◆ **Written task**
Please copy out the material starting with the line that contains "Identify all the" and going on through the line that contains "86, 921, 104)", keeping both of those lines. Leave out the pictures.

◆ **Data**
** BEGIN **

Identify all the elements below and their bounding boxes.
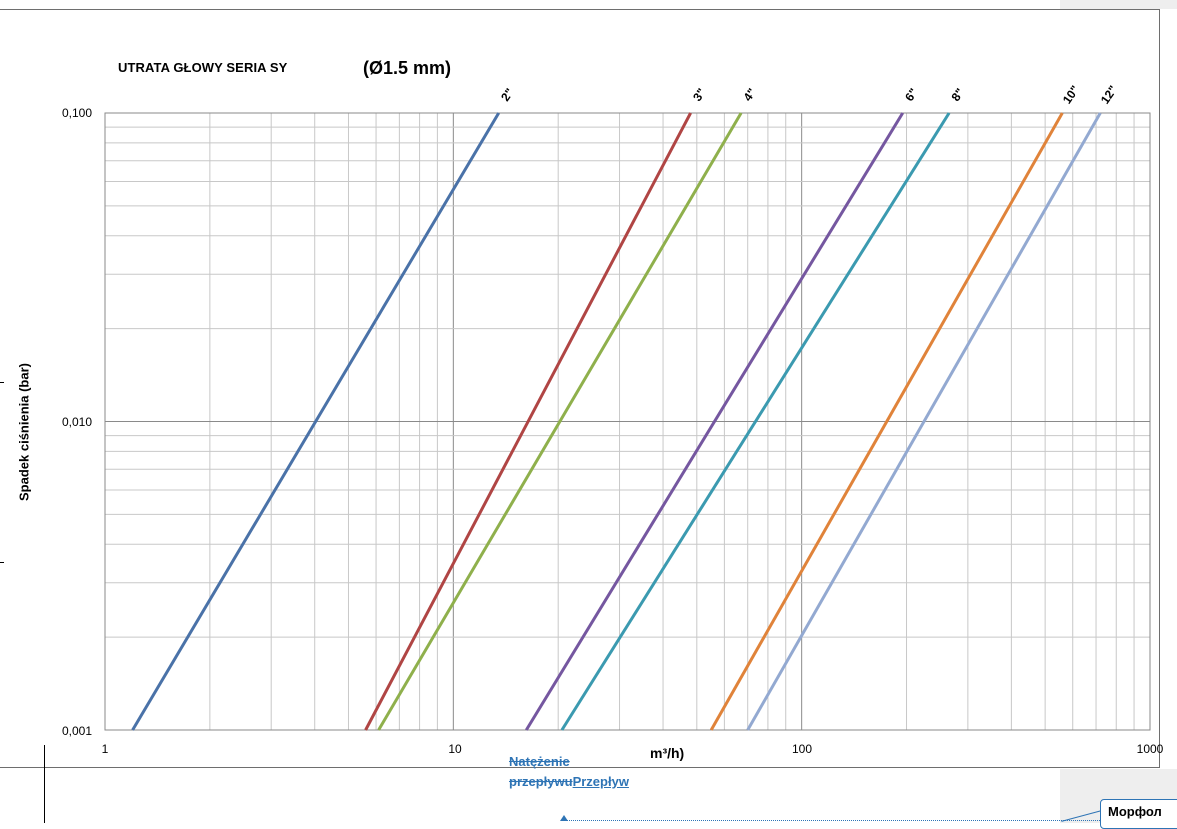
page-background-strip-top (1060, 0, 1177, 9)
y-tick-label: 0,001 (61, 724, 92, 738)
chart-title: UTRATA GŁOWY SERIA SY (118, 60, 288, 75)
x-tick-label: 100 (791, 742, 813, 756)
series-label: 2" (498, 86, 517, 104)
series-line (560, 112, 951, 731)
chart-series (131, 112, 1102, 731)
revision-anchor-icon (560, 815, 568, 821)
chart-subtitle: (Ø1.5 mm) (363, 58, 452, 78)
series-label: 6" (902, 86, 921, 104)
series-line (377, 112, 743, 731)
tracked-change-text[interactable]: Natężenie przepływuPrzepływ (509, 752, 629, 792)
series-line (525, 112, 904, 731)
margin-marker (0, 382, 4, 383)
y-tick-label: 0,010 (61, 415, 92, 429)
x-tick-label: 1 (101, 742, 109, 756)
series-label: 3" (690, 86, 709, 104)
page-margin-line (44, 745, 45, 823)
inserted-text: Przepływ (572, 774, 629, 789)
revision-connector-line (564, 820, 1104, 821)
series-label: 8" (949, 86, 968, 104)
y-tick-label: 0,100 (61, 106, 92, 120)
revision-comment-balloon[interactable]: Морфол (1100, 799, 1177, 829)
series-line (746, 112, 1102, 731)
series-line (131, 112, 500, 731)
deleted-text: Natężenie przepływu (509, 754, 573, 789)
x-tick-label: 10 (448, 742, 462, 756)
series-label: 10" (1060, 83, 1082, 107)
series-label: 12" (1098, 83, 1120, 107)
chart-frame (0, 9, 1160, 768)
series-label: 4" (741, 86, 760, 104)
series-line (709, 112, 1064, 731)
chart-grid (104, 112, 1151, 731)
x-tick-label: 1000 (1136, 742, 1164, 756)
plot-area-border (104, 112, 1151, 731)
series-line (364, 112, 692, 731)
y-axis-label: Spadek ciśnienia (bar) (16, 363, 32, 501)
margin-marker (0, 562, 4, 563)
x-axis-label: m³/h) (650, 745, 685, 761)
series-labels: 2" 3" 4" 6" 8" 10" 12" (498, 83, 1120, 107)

** END **
** BEGIN **

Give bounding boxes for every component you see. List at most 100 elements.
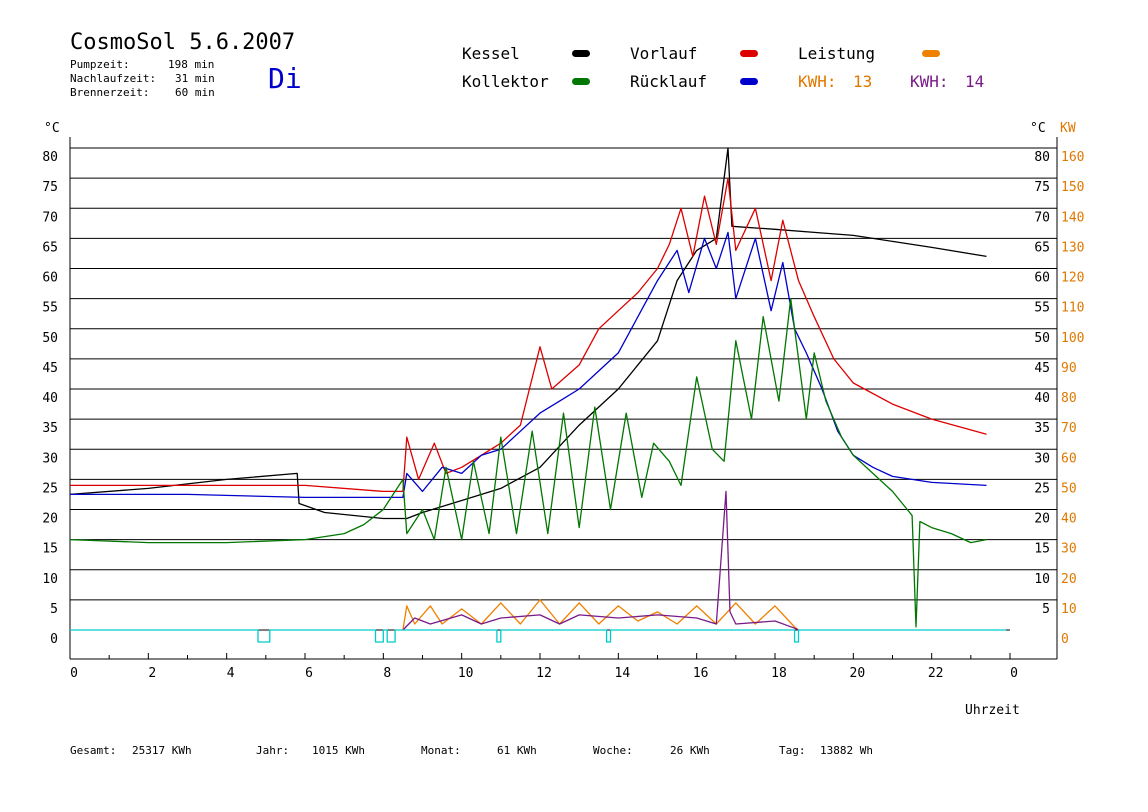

** END **

◆ **Task result**
Identify all the elements below and their bounding boxes.
page-background-strip-top (1060, 0, 1177, 9)
y-tick-label: 0,001 (61, 724, 92, 738)
chart-title: UTRATA GŁOWY SERIA SY (118, 60, 288, 75)
x-tick-label: 100 (791, 742, 813, 756)
series-label: 2" (498, 86, 517, 104)
series-line (560, 112, 951, 731)
chart-series (131, 112, 1102, 731)
revision-anchor-icon (560, 815, 568, 821)
chart-subtitle: (Ø1.5 mm) (363, 58, 452, 78)
series-label: 6" (902, 86, 921, 104)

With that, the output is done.